#### Directions:
a. In the account of the Story Road accident, how wide is the pavement of Story Road?
b. Pick up the account of the Story Road accident after its final sentence and continue it.

#### Selected text:
_ _ _
The accident occurred on June 30, 1952, a clear sunny day, at about 5:40 p. m. on Story Road, near San Jose. On that day, due to his mother’s illness, David wanted to spend the day with his older brother on the Cina ranch on Story Road. Mr. Trapani drove David to the Cina home and left him with Mrs. Cina, his eldest son’s mother-in-law and his son’s wife with the usual instructions, knowing they would take good care of him. He did not instruct them specifically not to let David cross Story Road. David had been carefully instructed by his parents to never cross the street unless he had first looked both ways and had someone to help him and David was a careful, obedient, intelligent boy. During the afternoon, Harold Cina, the 16-year-old brother-in-law of Mr. Trapani’s eldest son was disking the orchard and gave David a few rides on the tractor. David then played in the back yard. At about 5:30 p. m. Harold started to drive the tractor to the mail box on Story Road and David wanted to ride with him.

Story Road is a two lane highway with 24 feet of pavement and a gravel and dirt shoulder about five feet wide on' each side of the pavement and runs northeast to southwest. For the purpose of the trial, however, it was assumed that it ran from east to west. The Cina ranch is located on the south side of Story Road west of the intersection of White Road and Story Road. About 1600-1800 feet west of that intersection, and 264 feet east of the intersection of McGinnis Avenue and Story Road, there is a driveway leading from the ranch to the south side of Story Road. Directly across from the east side of the driveway on the north shoulder of Story Road and about five feet from the edge of the pavement, there were two mail boxes about 4½ feet in height.

Harold Cina drove the tractor to the driveway and stopped, facing west about two feet south of the south edge of the shoulder. David asked if he could go across the road to get the mail. Harold told him to wait until he had made sure it was clear and that he would call him when he thought it was clear to come back. After waiting until Harold said he could go, David crossed over to the mail boxes carrying his cap pistol in one hand and a plastic water pistol in the other. He put his guns down, climbed on the cement base in front of the mail box, took out the mail, picked up his guns and turned around. David then took two or three steps from the mail boxes toward the highway and was standing on the shoulder about one or two feet from the pavement, leaning forward and looking to the east.
_ _ _
[Items from a data source]
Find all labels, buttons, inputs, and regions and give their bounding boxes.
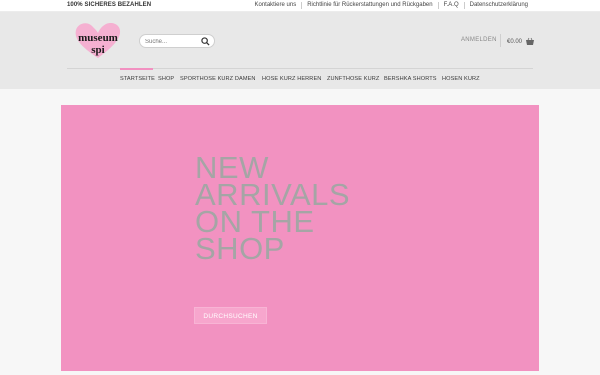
nav-item-home[interactable]: STARTSEITE [120, 76, 155, 82]
nav-item-hose-kurz-herren[interactable]: HOSE KURZ HERREN [262, 76, 321, 82]
hero-title-line: SHOP [195, 231, 285, 266]
nav-item-sporthose-kurz-damen[interactable]: SPORTHOSE KURZ DAMEN [180, 76, 256, 82]
faq-link[interactable]: F.A.Q [439, 2, 464, 9]
top-bar: 100% SICHERES BEZAHLEN Kontaktiere uns R… [0, 0, 600, 12]
nav-item-bershka-shorts[interactable]: BERSHKA SHORTS [384, 76, 437, 82]
search-box [139, 34, 215, 48]
contact-link[interactable]: Kontaktiere uns [250, 2, 302, 9]
main-nav: STARTSEITE SHOP SPORTHOSE KURZ DAMEN HOS… [67, 68, 533, 89]
cart-basket-icon [526, 37, 535, 45]
site-header: museum spi ANMELDEN €0.00 STARTSEITE SHO… [0, 12, 600, 89]
nav-item-hosen-kurz[interactable]: HOSEN KURZ [442, 76, 480, 82]
refund-policy-link[interactable]: Richtlinie für Rückerstattungen und Rück… [302, 2, 437, 9]
logo-text-2: spi [91, 44, 104, 56]
hero-title: NEW ARRIVALS ON THE SHOP [195, 152, 395, 266]
logo-text-1: museum [78, 32, 118, 44]
top-links: Kontaktiere uns Richtlinie für Rückersta… [250, 2, 534, 9]
secure-payment-text: 100% SICHERES BEZAHLEN [67, 2, 152, 8]
nav-item-shop[interactable]: SHOP [158, 76, 174, 82]
login-link[interactable]: ANMELDEN [461, 37, 497, 43]
active-indicator [120, 68, 153, 70]
cart-button[interactable]: €0.00 [507, 37, 535, 46]
cart-total: €0.00 [507, 38, 523, 45]
nav-item-zunfthose-kurz[interactable]: ZUNFTHOSE KURZ [327, 76, 379, 82]
logo-heart-icon: museum spi [75, 23, 121, 58]
site-logo[interactable]: museum spi [70, 18, 126, 62]
search-icon[interactable] [201, 37, 210, 46]
privacy-link[interactable]: Datenschutzerklärung [465, 2, 533, 9]
search-input[interactable] [145, 37, 200, 46]
divider [500, 34, 501, 47]
browse-button[interactable]: DURCHSUCHEN [194, 307, 267, 324]
hero-banner: NEW ARRIVALS ON THE SHOP DURCHSUCHEN [61, 105, 539, 371]
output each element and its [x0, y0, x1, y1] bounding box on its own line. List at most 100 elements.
_ _ _
#### Expected responses:
a. 24 feet.

b.
At this time Harold was looking down the road and holding up his right hand calling David to stay. He testified that, keeping his right hand up, he looked west and observed some traffic at a distance and then as he turned to look east he saw a west bound car strike David with the right headlight and throw the boy 6 or 7 feet in the air causing dust and debris to fly. Harold further testified that he thought the car was not going to stop as it kept going on, but that it finally stopped west of McGinnis Road and that the defendant ran back and said: “Oh, my God, what did I hit? I thought I hit a dog.”

On cross-examination Harold stated that he did not know whether just before the impact David was standing still or moving. According to one witness, David’s body was found with the head facing the highway about three feet from the edge of the pavement and the feet in the orchard 96 feet west of the mail boxes and 8 feet north of the north edge of the roadway. One of David’s boots was found 57 feet west of the mail boxes; the mail he had been carrying was found in the orchard at a point about 80 feet west of the mail boxes. There were also fragments of yellow plastic in the center of the roadway 40 feet from the mail boxes.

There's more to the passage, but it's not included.